Task instructions >> Provide the data again in its entirety, exactly as given.

#####

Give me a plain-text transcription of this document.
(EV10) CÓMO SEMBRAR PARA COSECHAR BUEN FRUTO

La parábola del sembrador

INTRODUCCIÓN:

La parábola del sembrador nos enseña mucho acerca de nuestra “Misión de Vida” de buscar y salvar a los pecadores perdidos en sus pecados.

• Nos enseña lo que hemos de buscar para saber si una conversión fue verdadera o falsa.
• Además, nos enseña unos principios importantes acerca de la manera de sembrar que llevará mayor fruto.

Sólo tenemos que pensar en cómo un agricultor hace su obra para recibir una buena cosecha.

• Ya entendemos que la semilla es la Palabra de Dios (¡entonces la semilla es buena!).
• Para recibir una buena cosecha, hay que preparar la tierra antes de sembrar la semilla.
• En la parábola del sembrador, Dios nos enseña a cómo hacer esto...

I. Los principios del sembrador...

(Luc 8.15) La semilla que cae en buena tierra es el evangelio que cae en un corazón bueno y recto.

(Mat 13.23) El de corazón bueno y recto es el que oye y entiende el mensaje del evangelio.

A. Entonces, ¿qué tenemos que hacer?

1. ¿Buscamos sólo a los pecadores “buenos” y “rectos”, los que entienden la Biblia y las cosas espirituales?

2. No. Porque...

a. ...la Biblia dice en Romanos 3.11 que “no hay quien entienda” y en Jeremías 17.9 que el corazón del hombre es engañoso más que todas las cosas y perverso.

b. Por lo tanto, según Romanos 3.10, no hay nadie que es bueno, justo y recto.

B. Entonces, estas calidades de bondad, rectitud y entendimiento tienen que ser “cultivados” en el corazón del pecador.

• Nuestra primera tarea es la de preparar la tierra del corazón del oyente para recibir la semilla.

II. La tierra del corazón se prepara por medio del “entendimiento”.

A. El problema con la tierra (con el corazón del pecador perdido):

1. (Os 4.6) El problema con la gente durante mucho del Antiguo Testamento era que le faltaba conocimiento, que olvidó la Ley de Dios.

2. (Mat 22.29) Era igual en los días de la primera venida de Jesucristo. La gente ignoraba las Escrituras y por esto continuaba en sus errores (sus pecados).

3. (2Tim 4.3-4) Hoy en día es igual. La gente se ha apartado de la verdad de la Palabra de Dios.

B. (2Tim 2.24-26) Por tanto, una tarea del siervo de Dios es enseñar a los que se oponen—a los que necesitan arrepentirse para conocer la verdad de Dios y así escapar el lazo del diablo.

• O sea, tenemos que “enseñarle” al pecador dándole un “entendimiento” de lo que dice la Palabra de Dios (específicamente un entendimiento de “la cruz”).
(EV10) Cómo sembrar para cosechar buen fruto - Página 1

#####

Solved exercise >>
Give me a plain-text transcription of this document.
(EV10) CÓMO SEMBRAR PARA COSECHAR BUEN FRUTO

La parábola del sembrador

INTRODUCCIÓN:

La parábola del sembrador nos enseña mucho acerca de nuestra “Misión de Vida” de buscar y salvar a los pecadores perdidos en sus pecados.

• Nos enseña lo que hemos de buscar para saber si una conversión fue verdadera o falsa.
• Además, nos enseña unos principios importantes acerca de la manera de sembrar que llevará mayor fruto.

Sólo tenemos que pensar en cómo un agricultor hace su obra para recibir una buena cosecha.

• Ya entendemos que la semilla es la Palabra de Dios (¡entonces la semilla es buena!).
• Para recibir una buena cosecha, hay que preparar la tierra antes de sembrar la semilla.
• En la parábola del sembrador, Dios nos enseña a cómo hacer esto...

I. Los principios del sembrador...

(Luc 8.15) La semilla que cae en buena tierra es el evangelio que cae en un corazón bueno y recto.

(Mat 13.23) El de corazón bueno y recto es el que oye y entiende el mensaje del evangelio.

A. Entonces, ¿qué tenemos que hacer?

1. ¿Buscamos sólo a los pecadores “buenos” y “rectos”, los que entienden la Biblia y las cosas espirituales?

2. No. Porque...

a. ...la Biblia dice en Romanos 3.11 que “no hay quien entienda” y en Jeremías 17.9 que el corazón del hombre es engañoso más que todas las cosas y perverso.

b. Por lo tanto, según Romanos 3.10, no hay nadie que es bueno, justo y recto.

B. Entonces, estas calidades de bondad, rectitud y entendimiento tienen que ser “cultivados” en el corazón del pecador.

• Nuestra primera tarea es la de preparar la tierra del corazón del oyente para recibir la semilla.

II. La tierra del corazón se prepara por medio del “entendimiento”.

A. El problema con la tierra (con el corazón del pecador perdido):

1. (Os 4.6) El problema con la gente durante mucho del Antiguo Testamento era que le faltaba conocimiento, que olvidó la Ley de Dios.

2. (Mat 22.29) Era igual en los días de la primera venida de Jesucristo. La gente ignoraba las Escrituras y por esto continuaba en sus errores (sus pecados).

3. (2Tim 4.3-4) Hoy en día es igual. La gente se ha apartado de la verdad de la Palabra de Dios.

B. (2Tim 2.24-26) Por tanto, una tarea del siervo de Dios es enseñar a los que se oponen—a los que necesitan arrepentirse para conocer la verdad de Dios y así escapar el lazo del diablo.

• O sea, tenemos que “enseñarle” al pecador dándole un “entendimiento” de lo que dice la Palabra de Dios (específicamente un entendimiento de “la cruz”).
(EV10) Cómo sembrar para cosechar buen fruto - Página 1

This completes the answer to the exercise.